● **DIRECTION**
Copy out all lines where "with" appears.

● **EXERCISE INPUT**
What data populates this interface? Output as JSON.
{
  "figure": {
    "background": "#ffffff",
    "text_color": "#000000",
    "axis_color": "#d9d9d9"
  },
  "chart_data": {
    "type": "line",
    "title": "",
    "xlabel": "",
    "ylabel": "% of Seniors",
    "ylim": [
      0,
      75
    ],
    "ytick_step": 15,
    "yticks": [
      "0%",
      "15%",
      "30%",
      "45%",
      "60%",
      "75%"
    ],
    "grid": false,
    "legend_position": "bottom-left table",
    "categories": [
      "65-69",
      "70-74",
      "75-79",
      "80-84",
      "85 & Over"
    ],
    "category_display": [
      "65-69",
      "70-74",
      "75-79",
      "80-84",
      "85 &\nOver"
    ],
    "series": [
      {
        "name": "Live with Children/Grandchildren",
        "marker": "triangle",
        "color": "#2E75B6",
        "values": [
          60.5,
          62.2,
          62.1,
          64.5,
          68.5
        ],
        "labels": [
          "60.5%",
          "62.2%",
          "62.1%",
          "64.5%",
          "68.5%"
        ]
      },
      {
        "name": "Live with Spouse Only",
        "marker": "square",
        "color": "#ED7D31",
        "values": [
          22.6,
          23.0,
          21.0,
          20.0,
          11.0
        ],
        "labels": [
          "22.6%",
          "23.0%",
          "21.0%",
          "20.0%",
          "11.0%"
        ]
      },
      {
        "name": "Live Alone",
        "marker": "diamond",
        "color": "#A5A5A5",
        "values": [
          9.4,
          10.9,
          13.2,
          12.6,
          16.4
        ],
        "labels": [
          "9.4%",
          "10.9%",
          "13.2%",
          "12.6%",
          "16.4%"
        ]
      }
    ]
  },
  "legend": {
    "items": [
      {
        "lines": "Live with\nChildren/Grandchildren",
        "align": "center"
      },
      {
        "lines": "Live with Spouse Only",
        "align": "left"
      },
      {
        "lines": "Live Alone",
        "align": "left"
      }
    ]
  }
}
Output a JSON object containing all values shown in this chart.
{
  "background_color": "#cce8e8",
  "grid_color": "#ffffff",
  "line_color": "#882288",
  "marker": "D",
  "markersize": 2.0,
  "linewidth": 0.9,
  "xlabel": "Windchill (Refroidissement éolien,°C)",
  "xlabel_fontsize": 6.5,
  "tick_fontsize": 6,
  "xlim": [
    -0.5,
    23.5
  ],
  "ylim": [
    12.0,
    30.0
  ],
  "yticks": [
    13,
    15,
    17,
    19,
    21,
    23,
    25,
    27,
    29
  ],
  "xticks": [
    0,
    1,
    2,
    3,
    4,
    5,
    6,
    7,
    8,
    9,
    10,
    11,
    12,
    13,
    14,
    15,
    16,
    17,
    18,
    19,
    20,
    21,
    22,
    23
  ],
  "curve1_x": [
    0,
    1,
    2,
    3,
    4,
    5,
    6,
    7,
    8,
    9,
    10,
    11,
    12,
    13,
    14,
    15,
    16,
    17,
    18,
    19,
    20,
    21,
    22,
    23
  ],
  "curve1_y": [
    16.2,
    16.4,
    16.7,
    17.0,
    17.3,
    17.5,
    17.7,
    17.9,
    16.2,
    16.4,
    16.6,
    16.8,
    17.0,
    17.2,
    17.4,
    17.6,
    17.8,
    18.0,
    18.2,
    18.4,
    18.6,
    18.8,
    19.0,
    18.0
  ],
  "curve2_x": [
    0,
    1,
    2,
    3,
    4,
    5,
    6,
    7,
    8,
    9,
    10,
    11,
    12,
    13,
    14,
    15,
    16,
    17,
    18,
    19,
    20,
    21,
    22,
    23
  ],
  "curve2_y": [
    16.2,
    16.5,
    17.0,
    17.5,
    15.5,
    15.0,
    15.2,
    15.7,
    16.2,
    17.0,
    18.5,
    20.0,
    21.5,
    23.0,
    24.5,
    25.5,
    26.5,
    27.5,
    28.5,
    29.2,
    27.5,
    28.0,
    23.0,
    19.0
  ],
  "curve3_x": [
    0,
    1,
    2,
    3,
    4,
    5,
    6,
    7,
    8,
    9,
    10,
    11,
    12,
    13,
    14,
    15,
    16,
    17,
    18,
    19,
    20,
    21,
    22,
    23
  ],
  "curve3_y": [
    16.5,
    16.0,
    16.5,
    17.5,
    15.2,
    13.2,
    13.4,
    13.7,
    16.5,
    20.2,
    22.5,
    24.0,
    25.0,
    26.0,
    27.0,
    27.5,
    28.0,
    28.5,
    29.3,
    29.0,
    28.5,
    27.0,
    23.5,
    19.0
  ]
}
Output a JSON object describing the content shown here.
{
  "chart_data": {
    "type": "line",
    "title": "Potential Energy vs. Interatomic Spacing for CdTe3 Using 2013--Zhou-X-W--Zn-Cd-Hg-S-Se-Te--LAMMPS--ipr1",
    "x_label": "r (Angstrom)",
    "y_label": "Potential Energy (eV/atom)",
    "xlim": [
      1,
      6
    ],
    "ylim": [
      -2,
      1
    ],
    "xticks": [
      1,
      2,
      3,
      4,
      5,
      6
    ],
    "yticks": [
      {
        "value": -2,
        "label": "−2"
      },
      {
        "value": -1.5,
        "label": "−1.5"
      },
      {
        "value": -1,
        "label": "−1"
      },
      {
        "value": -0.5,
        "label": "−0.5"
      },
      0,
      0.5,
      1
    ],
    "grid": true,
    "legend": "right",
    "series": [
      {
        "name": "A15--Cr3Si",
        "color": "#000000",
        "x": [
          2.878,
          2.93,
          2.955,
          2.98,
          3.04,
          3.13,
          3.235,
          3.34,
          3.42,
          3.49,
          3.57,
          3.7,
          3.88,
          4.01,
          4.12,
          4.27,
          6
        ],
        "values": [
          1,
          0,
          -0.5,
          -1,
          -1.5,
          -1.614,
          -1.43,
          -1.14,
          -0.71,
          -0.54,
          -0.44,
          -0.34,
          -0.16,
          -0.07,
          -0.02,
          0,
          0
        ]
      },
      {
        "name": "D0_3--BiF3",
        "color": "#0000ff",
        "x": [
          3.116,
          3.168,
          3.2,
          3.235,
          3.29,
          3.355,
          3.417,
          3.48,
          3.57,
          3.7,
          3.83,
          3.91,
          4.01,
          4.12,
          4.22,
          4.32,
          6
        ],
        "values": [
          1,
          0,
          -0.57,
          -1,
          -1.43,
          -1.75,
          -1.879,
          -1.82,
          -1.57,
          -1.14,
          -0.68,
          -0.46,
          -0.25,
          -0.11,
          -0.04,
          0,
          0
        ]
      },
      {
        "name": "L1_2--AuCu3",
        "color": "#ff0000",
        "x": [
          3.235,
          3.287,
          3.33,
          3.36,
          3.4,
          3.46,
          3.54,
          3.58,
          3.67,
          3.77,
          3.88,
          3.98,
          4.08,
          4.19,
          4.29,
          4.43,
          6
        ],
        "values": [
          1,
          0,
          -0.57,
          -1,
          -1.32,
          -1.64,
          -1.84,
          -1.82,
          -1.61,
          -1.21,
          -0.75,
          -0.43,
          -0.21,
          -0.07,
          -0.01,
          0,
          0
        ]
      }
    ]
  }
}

● **ANSWER TO THE TASK**
        "name": "Live with Children/Grandchildren",
        "name": "Live with Spouse Only",
        "lines": "Live with\nChildren/Grandchildren",
        "lines": "Live with Spouse Only",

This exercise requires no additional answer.